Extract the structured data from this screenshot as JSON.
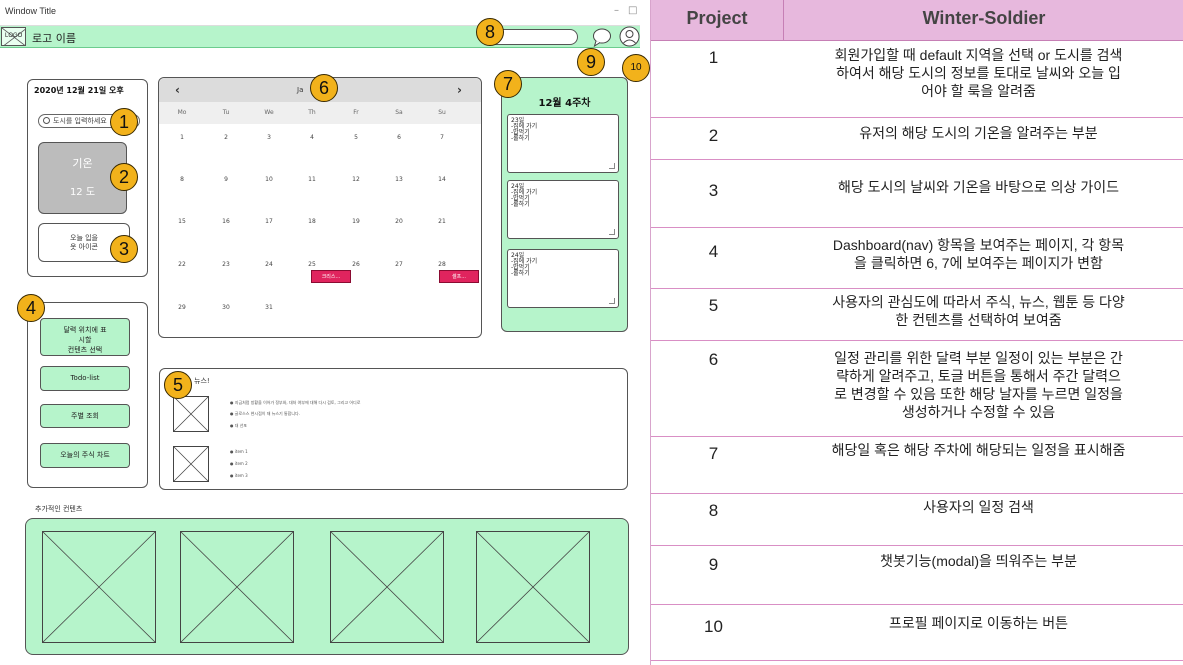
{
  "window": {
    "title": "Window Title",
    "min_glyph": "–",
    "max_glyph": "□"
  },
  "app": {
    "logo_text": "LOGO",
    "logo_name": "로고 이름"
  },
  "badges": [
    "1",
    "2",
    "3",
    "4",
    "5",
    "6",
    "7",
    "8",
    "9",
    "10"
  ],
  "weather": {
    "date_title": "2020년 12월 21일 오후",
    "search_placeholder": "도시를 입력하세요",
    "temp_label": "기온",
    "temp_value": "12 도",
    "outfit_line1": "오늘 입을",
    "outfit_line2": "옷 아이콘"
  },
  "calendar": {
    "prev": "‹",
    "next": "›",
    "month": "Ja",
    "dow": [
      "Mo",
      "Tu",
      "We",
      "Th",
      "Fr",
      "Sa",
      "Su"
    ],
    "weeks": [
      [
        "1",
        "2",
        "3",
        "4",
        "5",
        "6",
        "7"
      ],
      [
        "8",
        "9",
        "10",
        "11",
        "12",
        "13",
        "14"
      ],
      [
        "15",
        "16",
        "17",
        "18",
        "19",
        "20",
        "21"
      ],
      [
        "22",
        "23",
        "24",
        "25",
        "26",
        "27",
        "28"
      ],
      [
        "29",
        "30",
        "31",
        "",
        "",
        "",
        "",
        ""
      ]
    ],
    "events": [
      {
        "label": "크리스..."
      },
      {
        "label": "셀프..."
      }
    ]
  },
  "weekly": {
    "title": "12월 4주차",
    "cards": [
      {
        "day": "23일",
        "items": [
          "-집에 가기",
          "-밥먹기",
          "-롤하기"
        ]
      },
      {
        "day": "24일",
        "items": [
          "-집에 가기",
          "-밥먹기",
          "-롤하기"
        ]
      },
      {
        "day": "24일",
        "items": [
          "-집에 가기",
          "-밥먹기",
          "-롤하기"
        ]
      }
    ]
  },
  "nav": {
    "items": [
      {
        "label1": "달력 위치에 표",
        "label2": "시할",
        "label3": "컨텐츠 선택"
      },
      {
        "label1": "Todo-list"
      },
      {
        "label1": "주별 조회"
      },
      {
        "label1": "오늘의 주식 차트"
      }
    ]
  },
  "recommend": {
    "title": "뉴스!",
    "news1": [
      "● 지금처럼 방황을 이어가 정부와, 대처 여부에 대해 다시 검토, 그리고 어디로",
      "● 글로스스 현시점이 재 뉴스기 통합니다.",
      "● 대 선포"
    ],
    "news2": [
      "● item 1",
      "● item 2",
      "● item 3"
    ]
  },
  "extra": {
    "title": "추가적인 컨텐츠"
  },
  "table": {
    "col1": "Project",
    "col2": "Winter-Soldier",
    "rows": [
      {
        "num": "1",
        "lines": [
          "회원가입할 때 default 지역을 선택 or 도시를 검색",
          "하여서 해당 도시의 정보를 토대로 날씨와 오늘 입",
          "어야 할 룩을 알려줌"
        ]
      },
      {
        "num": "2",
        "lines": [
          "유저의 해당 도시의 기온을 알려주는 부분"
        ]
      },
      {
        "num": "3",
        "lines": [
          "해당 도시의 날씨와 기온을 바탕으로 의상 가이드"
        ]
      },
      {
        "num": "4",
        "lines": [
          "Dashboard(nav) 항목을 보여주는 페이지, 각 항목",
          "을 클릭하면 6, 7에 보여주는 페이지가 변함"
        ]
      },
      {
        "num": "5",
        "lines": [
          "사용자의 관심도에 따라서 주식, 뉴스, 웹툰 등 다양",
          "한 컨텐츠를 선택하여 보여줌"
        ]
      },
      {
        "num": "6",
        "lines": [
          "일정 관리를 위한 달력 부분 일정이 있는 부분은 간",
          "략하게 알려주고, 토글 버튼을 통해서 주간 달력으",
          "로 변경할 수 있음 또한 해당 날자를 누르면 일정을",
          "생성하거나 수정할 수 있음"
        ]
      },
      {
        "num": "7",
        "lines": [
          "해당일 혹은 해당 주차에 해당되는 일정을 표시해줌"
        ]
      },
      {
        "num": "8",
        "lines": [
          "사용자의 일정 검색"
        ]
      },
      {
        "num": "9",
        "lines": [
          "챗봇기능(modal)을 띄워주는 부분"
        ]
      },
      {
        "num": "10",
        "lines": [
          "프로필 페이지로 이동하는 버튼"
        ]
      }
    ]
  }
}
══════
* Directive: Extract the full listing above verbatim; pictures are to be left out of the copy.

* Written reply:
Extract the structured data from this screenshot as JSON.
{
  "window": {
    "title": "Window Title",
    "min_glyph": "–",
    "max_glyph": "□"
  },
  "app": {
    "logo_text": "LOGO",
    "logo_name": "로고 이름"
  },
  "badges": [
    "1",
    "2",
    "3",
    "4",
    "5",
    "6",
    "7",
    "8",
    "9",
    "10"
  ],
  "weather": {
    "date_title": "2020년 12월 21일 오후",
    "search_placeholder": "도시를 입력하세요",
    "temp_label": "기온",
    "temp_value": "12 도",
    "outfit_line1": "오늘 입을",
    "outfit_line2": "옷 아이콘"
  },
  "calendar": {
    "prev": "‹",
    "next": "›",
    "month": "Ja",
    "dow": [
      "Mo",
      "Tu",
      "We",
      "Th",
      "Fr",
      "Sa",
      "Su"
    ],
    "weeks": [
      [
        "1",
        "2",
        "3",
        "4",
        "5",
        "6",
        "7"
      ],
      [
        "8",
        "9",
        "10",
        "11",
        "12",
        "13",
        "14"
      ],
      [
        "15",
        "16",
        "17",
        "18",
        "19",
        "20",
        "21"
      ],
      [
        "22",
        "23",
        "24",
        "25",
        "26",
        "27",
        "28"
      ],
      [
        "29",
        "30",
        "31",
        "",
        "",
        "",
        "",
        ""
      ]
    ],
    "events": [
      {
        "label": "크리스..."
      },
      {
        "label": "셀프..."
      }
    ]
  },
  "weekly": {
    "title": "12월 4주차",
    "cards": [
      {
        "day": "23일",
        "items": [
          "-집에 가기",
          "-밥먹기",
          "-롤하기"
        ]
      },
      {
        "day": "24일",
        "items": [
          "-집에 가기",
          "-밥먹기",
          "-롤하기"
        ]
      },
      {
        "day": "24일",
        "items": [
          "-집에 가기",
          "-밥먹기",
          "-롤하기"
        ]
      }
    ]
  },
  "nav": {
    "items": [
      {
        "label1": "달력 위치에 표",
        "label2": "시할",
        "label3": "컨텐츠 선택"
      },
      {
        "label1": "Todo-list"
      },
      {
        "label1": "주별 조회"
      },
      {
        "label1": "오늘의 주식 차트"
      }
    ]
  },
  "recommend": {
    "title": "뉴스!",
    "news1": [
      "● 지금처럼 방황을 이어가 정부와, 대처 여부에 대해 다시 검토, 그리고 어디로",
      "● 글로스스 현시점이 재 뉴스기 통합니다.",
      "● 대 선포"
    ],
    "news2": [
      "● item 1",
      "● item 2",
      "● item 3"
    ]
  },
  "extra": {
    "title": "추가적인 컨텐츠"
  },
  "table": {
    "col1": "Project",
    "col2": "Winter-Soldier",
    "rows": [
      {
        "num": "1",
        "lines": [
          "회원가입할 때 default 지역을 선택 or 도시를 검색",
          "하여서 해당 도시의 정보를 토대로 날씨와 오늘 입",
          "어야 할 룩을 알려줌"
        ]
      },
      {
        "num": "2",
        "lines": [
          "유저의 해당 도시의 기온을 알려주는 부분"
        ]
      },
      {
        "num": "3",
        "lines": [
          "해당 도시의 날씨와 기온을 바탕으로 의상 가이드"
        ]
      },
      {
        "num": "4",
        "lines": [
          "Dashboard(nav) 항목을 보여주는 페이지, 각 항목",
          "을 클릭하면 6, 7에 보여주는 페이지가 변함"
        ]
      },
      {
        "num": "5",
        "lines": [
          "사용자의 관심도에 따라서 주식, 뉴스, 웹툰 등 다양",
          "한 컨텐츠를 선택하여 보여줌"
        ]
      },
      {
        "num": "6",
        "lines": [
          "일정 관리를 위한 달력 부분 일정이 있는 부분은 간",
          "략하게 알려주고, 토글 버튼을 통해서 주간 달력으",
          "로 변경할 수 있음 또한 해당 날자를 누르면 일정을",
          "생성하거나 수정할 수 있음"
        ]
      },
      {
        "num": "7",
        "lines": [
          "해당일 혹은 해당 주차에 해당되는 일정을 표시해줌"
        ]
      },
      {
        "num": "8",
        "lines": [
          "사용자의 일정 검색"
        ]
      },
      {
        "num": "9",
        "lines": [
          "챗봇기능(modal)을 띄워주는 부분"
        ]
      },
      {
        "num": "10",
        "lines": [
          "프로필 페이지로 이동하는 버튼"
        ]
      }
    ]
  }
}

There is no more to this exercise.